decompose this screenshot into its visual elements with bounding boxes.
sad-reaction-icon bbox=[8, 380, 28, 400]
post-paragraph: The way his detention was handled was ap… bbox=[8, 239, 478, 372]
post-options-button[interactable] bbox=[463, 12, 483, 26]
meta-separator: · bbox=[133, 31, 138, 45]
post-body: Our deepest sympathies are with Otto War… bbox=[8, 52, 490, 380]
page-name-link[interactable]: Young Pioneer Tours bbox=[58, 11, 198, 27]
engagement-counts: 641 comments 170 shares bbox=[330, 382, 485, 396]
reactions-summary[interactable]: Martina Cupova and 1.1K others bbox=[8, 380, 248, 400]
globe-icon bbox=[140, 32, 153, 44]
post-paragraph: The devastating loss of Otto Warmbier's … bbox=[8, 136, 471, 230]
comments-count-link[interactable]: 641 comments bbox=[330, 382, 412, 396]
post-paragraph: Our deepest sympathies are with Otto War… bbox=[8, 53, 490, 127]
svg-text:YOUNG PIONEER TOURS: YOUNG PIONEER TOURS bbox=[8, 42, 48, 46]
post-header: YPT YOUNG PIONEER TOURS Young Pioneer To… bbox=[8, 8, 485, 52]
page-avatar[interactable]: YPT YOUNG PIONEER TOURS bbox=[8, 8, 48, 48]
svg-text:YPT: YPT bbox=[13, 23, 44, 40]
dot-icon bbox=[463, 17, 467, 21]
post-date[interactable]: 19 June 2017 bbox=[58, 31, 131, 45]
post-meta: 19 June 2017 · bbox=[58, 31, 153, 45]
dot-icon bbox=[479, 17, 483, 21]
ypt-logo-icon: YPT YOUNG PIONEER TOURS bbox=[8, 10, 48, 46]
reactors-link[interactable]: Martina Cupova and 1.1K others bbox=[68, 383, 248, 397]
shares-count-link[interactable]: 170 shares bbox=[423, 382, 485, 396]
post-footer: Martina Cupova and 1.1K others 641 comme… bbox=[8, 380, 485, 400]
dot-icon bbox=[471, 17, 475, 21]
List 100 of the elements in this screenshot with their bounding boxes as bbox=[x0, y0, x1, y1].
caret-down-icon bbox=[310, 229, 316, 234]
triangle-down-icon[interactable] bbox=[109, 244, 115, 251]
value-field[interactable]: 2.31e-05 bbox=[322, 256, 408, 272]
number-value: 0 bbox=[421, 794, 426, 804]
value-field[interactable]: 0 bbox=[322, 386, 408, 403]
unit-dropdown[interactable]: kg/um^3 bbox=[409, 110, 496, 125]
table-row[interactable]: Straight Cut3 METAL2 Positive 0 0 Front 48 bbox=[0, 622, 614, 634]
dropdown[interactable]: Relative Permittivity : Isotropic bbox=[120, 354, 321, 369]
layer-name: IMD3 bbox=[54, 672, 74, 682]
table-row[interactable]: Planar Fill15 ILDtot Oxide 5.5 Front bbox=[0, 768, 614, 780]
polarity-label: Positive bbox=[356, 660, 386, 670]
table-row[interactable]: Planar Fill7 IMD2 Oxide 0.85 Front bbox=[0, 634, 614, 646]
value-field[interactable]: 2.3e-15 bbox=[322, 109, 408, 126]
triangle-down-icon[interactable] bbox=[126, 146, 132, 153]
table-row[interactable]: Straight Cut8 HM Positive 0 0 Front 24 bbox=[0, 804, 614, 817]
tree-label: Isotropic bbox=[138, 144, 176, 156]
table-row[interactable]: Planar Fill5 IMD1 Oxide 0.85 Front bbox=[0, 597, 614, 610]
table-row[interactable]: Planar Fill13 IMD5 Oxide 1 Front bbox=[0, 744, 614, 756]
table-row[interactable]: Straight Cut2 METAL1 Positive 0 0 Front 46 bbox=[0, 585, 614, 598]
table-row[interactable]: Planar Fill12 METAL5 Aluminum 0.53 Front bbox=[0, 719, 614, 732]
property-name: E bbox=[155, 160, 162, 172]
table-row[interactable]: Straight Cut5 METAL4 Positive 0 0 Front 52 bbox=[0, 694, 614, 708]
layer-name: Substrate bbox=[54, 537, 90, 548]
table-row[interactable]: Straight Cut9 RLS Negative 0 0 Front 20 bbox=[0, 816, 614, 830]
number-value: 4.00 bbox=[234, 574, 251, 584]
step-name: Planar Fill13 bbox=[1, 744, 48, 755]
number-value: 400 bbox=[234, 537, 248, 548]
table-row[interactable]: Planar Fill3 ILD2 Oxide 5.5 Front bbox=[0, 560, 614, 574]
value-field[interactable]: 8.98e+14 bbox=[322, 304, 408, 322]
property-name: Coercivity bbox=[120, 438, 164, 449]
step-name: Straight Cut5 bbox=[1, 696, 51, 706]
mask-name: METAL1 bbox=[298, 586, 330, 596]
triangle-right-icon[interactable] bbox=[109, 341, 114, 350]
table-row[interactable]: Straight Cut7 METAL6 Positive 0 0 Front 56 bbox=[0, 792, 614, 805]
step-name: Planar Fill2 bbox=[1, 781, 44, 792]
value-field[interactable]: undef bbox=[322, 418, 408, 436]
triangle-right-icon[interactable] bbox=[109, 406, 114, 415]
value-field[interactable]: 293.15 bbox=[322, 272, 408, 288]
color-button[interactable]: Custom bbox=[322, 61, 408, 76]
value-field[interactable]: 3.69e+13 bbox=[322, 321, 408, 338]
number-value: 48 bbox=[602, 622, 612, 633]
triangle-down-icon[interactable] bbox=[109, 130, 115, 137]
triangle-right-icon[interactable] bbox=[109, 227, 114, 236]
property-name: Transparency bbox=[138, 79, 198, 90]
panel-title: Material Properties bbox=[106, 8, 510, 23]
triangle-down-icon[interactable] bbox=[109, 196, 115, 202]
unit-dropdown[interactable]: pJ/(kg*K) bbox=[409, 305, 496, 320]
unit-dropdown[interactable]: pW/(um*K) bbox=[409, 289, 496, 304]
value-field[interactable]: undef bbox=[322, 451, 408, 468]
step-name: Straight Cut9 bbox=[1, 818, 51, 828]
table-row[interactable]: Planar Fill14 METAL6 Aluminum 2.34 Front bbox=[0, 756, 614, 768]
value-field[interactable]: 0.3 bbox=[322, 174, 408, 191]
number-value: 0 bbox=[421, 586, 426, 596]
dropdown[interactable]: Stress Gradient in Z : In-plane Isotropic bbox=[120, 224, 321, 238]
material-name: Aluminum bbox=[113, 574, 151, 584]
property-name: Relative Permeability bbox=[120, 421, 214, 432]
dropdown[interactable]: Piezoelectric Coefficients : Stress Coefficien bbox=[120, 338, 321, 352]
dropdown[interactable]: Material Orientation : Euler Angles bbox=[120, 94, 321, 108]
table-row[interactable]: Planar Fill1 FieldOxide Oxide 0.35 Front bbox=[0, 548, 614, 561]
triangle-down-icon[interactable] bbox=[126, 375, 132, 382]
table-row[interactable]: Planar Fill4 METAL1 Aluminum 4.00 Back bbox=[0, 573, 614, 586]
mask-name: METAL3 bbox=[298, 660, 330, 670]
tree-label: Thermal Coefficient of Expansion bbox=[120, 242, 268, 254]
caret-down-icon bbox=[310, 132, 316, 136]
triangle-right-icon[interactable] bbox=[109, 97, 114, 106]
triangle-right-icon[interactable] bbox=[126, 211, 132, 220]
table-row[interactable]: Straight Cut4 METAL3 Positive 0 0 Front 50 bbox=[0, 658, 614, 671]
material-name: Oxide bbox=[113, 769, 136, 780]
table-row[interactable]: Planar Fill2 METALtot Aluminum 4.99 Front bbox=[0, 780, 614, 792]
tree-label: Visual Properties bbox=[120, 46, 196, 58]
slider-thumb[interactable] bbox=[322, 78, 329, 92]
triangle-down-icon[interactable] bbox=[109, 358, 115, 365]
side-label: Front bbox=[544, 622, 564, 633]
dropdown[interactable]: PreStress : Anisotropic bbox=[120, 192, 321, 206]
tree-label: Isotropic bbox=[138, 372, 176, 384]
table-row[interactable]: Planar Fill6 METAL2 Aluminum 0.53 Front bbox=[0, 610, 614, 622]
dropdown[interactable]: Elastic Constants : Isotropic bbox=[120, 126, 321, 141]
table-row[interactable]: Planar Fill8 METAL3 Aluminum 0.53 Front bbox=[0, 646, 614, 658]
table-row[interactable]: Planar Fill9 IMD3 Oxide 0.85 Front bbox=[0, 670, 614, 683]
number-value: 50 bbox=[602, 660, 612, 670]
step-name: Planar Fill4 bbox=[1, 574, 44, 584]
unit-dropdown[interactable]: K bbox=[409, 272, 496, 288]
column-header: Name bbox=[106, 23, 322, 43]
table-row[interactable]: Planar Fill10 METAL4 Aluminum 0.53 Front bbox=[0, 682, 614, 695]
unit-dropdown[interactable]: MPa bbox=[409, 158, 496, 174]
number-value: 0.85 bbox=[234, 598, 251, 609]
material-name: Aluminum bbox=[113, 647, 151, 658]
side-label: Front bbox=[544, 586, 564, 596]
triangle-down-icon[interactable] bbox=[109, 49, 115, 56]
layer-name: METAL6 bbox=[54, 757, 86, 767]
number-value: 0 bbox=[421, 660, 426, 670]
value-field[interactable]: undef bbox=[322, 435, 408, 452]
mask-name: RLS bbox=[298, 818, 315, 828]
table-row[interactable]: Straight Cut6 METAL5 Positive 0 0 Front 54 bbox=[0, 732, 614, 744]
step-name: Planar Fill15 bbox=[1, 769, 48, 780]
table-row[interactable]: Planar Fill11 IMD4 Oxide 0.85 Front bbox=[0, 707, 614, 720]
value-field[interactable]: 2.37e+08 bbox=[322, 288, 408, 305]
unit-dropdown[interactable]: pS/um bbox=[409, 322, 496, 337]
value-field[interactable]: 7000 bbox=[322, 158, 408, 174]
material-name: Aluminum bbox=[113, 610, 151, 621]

▶ [Task]
Extract every line from the entries above that contains the string "Cupova".

▶ [Answer]
reactions-summary[interactable]: Martina Cupova and 1.1K others bbox=[8, 380, 248, 400]
reactors-link[interactable]: Martina Cupova and 1.1K others bbox=[68, 383, 248, 397]
post-footer: Martina Cupova and 1.1K others 641 comme… bbox=[8, 380, 485, 400]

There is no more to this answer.